-- begin Text segment --

Skip to content

A growing challenge - AI Bots Using Content Without Credit

I built and manage this website myself, so I find it important to understand how search engines and AI models interact with my website.

So I was happy to see Cloudflare's new AI Audit tool, which helps content creators regain control of their content from AI bots.

But first, let's talk about how search engines and AI bots interact with websites.

How search engines interact with your website

Search engines work by using web crawlers to automatically visit and analyze websites across the internet. These crawlers index the content of each page they visit (see diagram below).

So when a user searches for something, they get links to websites. Users can then visit these websites to read the full content. This process drives traffic back to the original content creators, helping them reach a wider audience and monetize their work.

How AI bots interact with your website

AI bots interact with websites differently.
They collect vast amounts of data to train large language models. Unlike search engines, AI bots often use this content without clear attribution or driving traffic back to the source.

This raises concerns about fair use and compensation for content creators.

Cloudflare's new AI Audit tool

Cloudflare's new AI Audit tool lets website owners see which AI bots are accessing their content and control that access. Content creators can also set prices for AI companies to access their content. It's a step towards fair compensation for content creators in the AI era.

-- end Text segment --
-- begin Supplied data --

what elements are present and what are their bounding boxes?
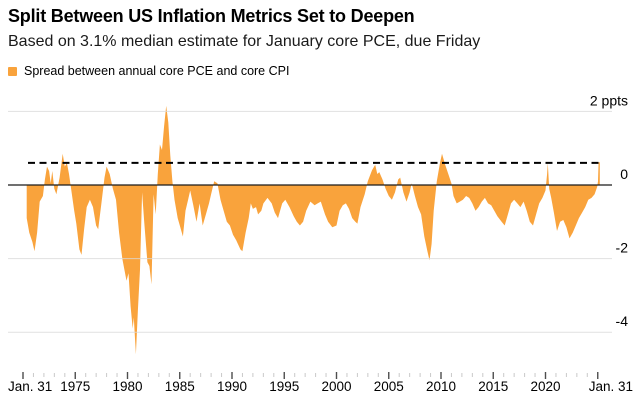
x-tick-label: 1985	[165, 379, 195, 394]
x-tick-label: 2005	[374, 379, 404, 394]
x-tick-label: 1990	[217, 379, 247, 394]
y-tick-label: 0	[620, 166, 628, 182]
x-tick-label: 2020	[530, 379, 560, 394]
x-tick-label: 1975	[60, 379, 90, 394]
x-tick-label: 1995	[269, 379, 299, 394]
x-tick-label: 2015	[478, 379, 508, 394]
x-tick-label: 2010	[426, 379, 456, 394]
legend-swatch-icon	[8, 66, 17, 76]
chart-subtitle: Based on 3.1% median estimate for Januar…	[8, 33, 481, 50]
legend-label: Spread between annual core PCE and core …	[24, 64, 290, 78]
y-tick-label: -4	[616, 313, 629, 329]
x-tick-label: 2000	[321, 379, 351, 394]
chart-title: Split Between US Inflation Metrics Set t…	[8, 6, 415, 26]
y-tick-label: 2 ppts	[590, 92, 628, 108]
legend: Spread between annual core PCE and core …	[8, 64, 289, 78]
x-tick-label: 1980	[112, 379, 142, 394]
x-tick-label: Jan. 31	[589, 379, 633, 394]
spread-area	[26, 105, 600, 355]
x-tick-label: Jan. 31	[8, 379, 52, 394]
y-tick-label: -2	[616, 240, 629, 256]
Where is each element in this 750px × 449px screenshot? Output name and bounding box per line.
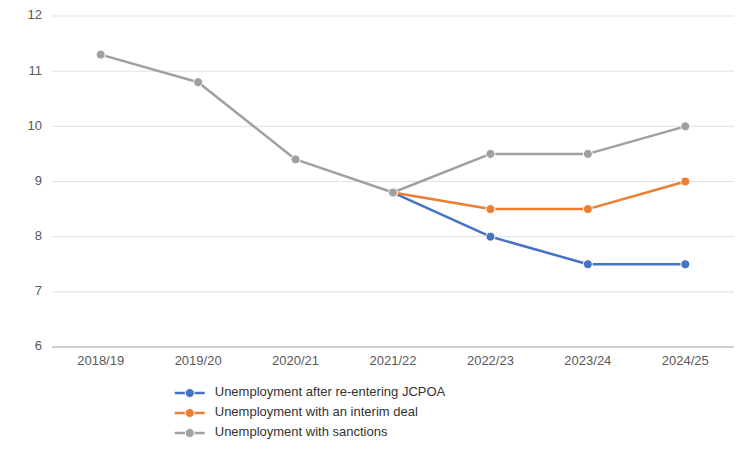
y-tick-label: 7 — [35, 283, 42, 298]
grid-line — [52, 126, 734, 127]
legend-label: Unemployment after re-entering JCPOA — [215, 384, 446, 399]
chart-container: 6 7 8 9 10 11 12 2018/19 2019/20 2020/21 2021/22 20… — [0, 0, 750, 449]
legend-marker — [185, 389, 194, 398]
x-tick-label: 2024/25 — [662, 353, 709, 368]
legend-marker — [185, 409, 194, 418]
grid-line — [52, 16, 734, 17]
x-tick-label: 2020/21 — [272, 353, 319, 368]
x-tick-label: 2023/24 — [564, 353, 611, 368]
point-marker — [486, 205, 495, 214]
series-line — [393, 193, 685, 265]
point-marker — [583, 205, 592, 214]
grid-line — [52, 181, 734, 182]
plot-marks — [96, 50, 690, 269]
point-marker — [291, 155, 300, 164]
point-marker — [486, 232, 495, 241]
series-line — [393, 182, 685, 210]
x-tick-label: 2018/19 — [77, 353, 124, 368]
x-tick-label: 2022/23 — [467, 353, 514, 368]
x-axis-line — [52, 347, 734, 348]
y-tick-label: 6 — [35, 338, 42, 353]
y-tick-label: 10 — [28, 118, 42, 133]
chart-svg: 6 7 8 9 10 11 12 2018/19 2019/20 2020/21 2021/22 20… — [0, 0, 750, 449]
x-tick-label: 2021/22 — [370, 353, 417, 368]
legend-label: Unemployment with an interim deal — [215, 404, 418, 419]
y-tick-label: 9 — [35, 173, 42, 188]
y-tick-label: 8 — [35, 228, 42, 243]
series — [389, 177, 690, 214]
x-tick-label: 2019/20 — [175, 353, 222, 368]
point-marker — [681, 177, 690, 186]
point-marker — [389, 188, 398, 197]
grid-line — [52, 291, 734, 292]
point-marker — [681, 260, 690, 269]
point-marker — [389, 188, 398, 197]
series-line — [101, 55, 686, 193]
point-marker — [486, 149, 495, 158]
series — [96, 50, 690, 197]
point-marker — [681, 122, 690, 131]
point-marker — [583, 260, 592, 269]
legend: Unemployment after re-entering JCPOA Unem… — [175, 384, 446, 439]
grid-line — [52, 347, 734, 348]
grid — [52, 16, 734, 347]
point-marker — [583, 149, 592, 158]
y-tick-label: 12 — [28, 7, 42, 22]
legend-label: Unemployment with sanctions — [215, 424, 388, 439]
point-marker — [194, 78, 203, 87]
point-marker — [389, 188, 398, 197]
legend-marker — [185, 429, 194, 438]
point-marker — [96, 50, 105, 59]
y-tick-label: 11 — [29, 63, 43, 78]
grid-line — [52, 236, 734, 237]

-- end Supplied data --

• [Problems and tasks]:
- a) In the article, what can content creators set for AI companies with Cloudflare's AI Audit tool?
- b) According to the article, why does the way AI bots use website content raise concerns about fair use and compensation for content creators? Answer in one to three sentences.
- c) Transcribe the part of the article between "AI bots interact with websites differently." and "the AI era.", inclusive.

• [Exercise results]:
- a) Prices for AI companies to access their content.

- b) Search engines send users back to the original websites, and that traffic helps creators reach a wider audience and monetize their work. AI bots collect content to train large language models and often use it without clear attribution or driving traffic back to the source.

- c)
AI bots interact with websites differently.
They collect vast amounts of data to train large language models. Unlike search engines, AI bots often use this content without clear attribution or driving traffic back to the source.

This raises concerns about fair use and compensation for content creators.

Cloudflare's new AI Audit tool

Cloudflare's new AI Audit tool lets website owners see which AI bots are accessing their content and control that access. Content creators can also set prices for AI companies to access their content. It's a step towards fair compensation for content creators in the AI era.